• Goal of the exercise: Format the entries from the line with "Detect and localize" up to and including the line with "chart2-category-cell: 2501-3000 [233,652,280,696]" as a JSON list of strings, one string per line. Leave out any blank lines.

• Supplied material:
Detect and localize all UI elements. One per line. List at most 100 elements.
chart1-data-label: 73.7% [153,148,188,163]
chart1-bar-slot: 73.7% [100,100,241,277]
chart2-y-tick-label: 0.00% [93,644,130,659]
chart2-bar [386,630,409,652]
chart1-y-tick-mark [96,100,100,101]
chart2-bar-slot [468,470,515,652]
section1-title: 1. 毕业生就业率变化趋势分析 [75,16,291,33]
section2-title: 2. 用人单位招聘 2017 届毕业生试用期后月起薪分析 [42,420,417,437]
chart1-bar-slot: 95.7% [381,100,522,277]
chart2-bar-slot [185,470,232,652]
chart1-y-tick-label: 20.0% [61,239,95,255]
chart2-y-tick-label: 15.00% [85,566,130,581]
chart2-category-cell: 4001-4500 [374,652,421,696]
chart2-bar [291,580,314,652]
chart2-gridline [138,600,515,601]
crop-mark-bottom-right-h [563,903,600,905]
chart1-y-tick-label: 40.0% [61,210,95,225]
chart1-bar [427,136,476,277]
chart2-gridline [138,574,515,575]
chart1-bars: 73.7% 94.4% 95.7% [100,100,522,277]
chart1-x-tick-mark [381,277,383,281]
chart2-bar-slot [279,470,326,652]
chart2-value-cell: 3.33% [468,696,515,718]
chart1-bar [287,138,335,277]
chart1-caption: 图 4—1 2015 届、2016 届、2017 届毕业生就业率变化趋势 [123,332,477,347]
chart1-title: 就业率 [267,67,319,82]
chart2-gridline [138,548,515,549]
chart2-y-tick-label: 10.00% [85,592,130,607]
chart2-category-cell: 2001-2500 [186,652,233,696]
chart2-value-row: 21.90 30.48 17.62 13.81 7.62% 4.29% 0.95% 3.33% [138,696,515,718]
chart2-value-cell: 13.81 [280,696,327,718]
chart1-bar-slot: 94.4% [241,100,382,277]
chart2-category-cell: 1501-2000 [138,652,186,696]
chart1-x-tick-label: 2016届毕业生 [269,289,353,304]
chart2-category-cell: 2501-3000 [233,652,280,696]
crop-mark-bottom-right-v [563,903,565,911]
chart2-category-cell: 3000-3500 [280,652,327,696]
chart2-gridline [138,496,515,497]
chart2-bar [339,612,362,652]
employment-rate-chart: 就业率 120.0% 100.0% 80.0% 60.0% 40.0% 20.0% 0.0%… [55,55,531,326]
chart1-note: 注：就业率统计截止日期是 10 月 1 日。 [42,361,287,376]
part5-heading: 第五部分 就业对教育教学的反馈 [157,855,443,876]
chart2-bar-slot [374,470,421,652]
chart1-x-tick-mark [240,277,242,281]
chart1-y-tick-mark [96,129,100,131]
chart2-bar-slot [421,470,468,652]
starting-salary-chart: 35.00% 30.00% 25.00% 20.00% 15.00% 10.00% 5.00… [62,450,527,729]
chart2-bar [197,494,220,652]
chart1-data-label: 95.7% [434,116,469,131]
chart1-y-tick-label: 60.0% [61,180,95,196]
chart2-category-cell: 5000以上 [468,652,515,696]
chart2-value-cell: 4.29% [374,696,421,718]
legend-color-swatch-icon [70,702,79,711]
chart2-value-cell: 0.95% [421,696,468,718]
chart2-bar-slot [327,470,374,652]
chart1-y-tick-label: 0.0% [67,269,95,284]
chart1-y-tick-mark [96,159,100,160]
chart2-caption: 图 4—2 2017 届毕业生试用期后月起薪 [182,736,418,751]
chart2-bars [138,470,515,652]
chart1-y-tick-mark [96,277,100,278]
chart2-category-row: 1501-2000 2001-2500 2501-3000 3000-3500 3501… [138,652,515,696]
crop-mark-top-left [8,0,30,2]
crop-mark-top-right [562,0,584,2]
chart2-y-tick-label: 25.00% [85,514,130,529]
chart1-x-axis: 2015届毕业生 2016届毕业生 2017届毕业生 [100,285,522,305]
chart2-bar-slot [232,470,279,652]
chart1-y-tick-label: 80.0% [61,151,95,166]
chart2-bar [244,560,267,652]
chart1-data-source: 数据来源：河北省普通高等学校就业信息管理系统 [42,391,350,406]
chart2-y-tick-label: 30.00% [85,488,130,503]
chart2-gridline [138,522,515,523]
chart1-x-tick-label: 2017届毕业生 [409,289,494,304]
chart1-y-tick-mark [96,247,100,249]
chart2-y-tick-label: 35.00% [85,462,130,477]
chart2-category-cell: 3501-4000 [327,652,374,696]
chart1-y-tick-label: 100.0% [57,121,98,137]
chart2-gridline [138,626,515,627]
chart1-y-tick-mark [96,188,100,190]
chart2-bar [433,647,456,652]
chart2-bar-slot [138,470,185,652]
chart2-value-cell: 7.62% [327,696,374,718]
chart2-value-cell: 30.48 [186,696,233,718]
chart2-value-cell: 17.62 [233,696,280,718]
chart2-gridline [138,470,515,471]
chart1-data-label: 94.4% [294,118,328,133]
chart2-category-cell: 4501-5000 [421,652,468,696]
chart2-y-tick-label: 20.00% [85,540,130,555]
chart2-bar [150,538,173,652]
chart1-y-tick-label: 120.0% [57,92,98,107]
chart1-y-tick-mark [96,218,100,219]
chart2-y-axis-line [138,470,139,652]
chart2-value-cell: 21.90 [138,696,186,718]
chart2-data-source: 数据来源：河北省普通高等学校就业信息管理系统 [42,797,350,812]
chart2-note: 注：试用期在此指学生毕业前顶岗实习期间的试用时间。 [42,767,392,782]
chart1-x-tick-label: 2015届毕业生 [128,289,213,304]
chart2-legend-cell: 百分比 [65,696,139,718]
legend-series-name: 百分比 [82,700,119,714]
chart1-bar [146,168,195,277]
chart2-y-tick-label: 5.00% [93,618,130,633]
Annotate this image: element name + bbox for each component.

...

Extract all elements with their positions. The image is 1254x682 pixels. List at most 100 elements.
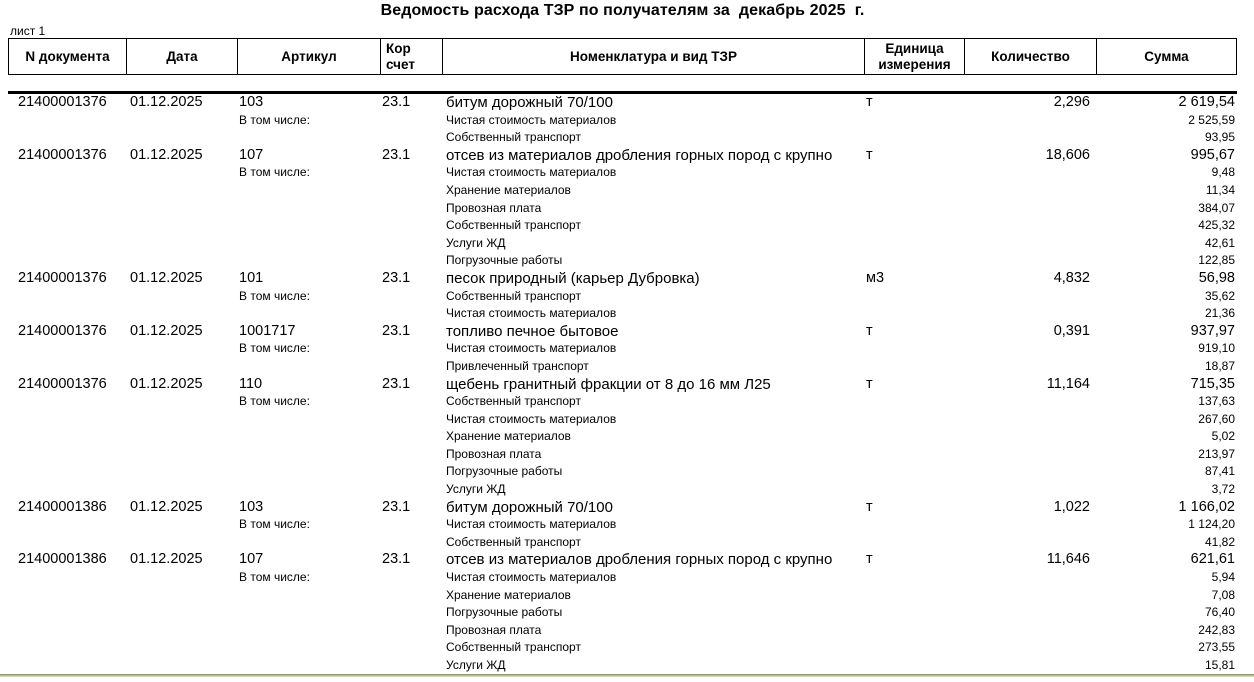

• Exercise answer:
[
  "Detect and localize all UI elements. One per line. List at most 100 elements.",
  "chart1-data-label: 73.7% [153,148,188,163]",
  "chart1-bar-slot: 73.7% [100,100,241,277]",
  "chart2-y-tick-label: 0.00% [93,644,130,659]",
  "chart2-bar [386,630,409,652]",
  "chart1-y-tick-mark [96,100,100,101]",
  "chart2-bar-slot [468,470,515,652]",
  "section1-title: 1. 毕业生就业率变化趋势分析 [75,16,291,33]",
  "section2-title: 2. 用人单位招聘 2017 届毕业生试用期后月起薪分析 [42,420,417,437]",
  "chart1-bar-slot: 95.7% [381,100,522,277]",
  "chart2-bar-slot [185,470,232,652]",
  "chart1-y-tick-label: 20.0% [61,239,95,255]",
  "chart2-y-tick-label: 15.00% [85,566,130,581]",
  "chart2-category-cell: 4001-4500 [374,652,421,696]",
  "chart2-bar [291,580,314,652]",
  "chart2-gridline [138,600,515,601]",
  "crop-mark-bottom-right-h [563,903,600,905]",
  "chart1-y-tick-label: 40.0% [61,210,95,225]",
  "chart1-bar [427,136,476,277]",
  "chart2-gridline [138,574,515,575]",
  "chart1-bars: 73.7% 94.4% 95.7% [100,100,522,277]",
  "chart1-x-tick-mark [381,277,383,281]",
  "chart2-bar-slot [279,470,326,652]",
  "chart2-value-cell: 3.33% [468,696,515,718]",
  "chart1-bar [287,138,335,277]",
  "chart1-caption: 图 4—1 2015 届、2016 届、2017 届毕业生就业率变化趋势 [123,332,477,347]",
  "chart1-title: 就业率 [267,67,319,82]",
  "chart2-gridline [138,548,515,549]",
  "chart2-y-tick-label: 10.00% [85,592,130,607]",
  "chart2-category-cell: 2001-2500 [186,652,233,696]",
  "chart2-value-row: 21.90 30.48 17.62 13.81 7.62% 4.29% 0.95% 3.33% [138,696,515,718]",
  "chart2-value-cell: 13.81 [280,696,327,718]",
  "chart1-bar-slot: 94.4% [241,100,382,277]",
  "chart2-category-cell: 1501-2000 [138,652,186,696]",
  "chart1-x-tick-label: 2016届毕业生 [269,289,353,304]",
  "chart2-category-cell: 2501-3000 [233,652,280,696]"
]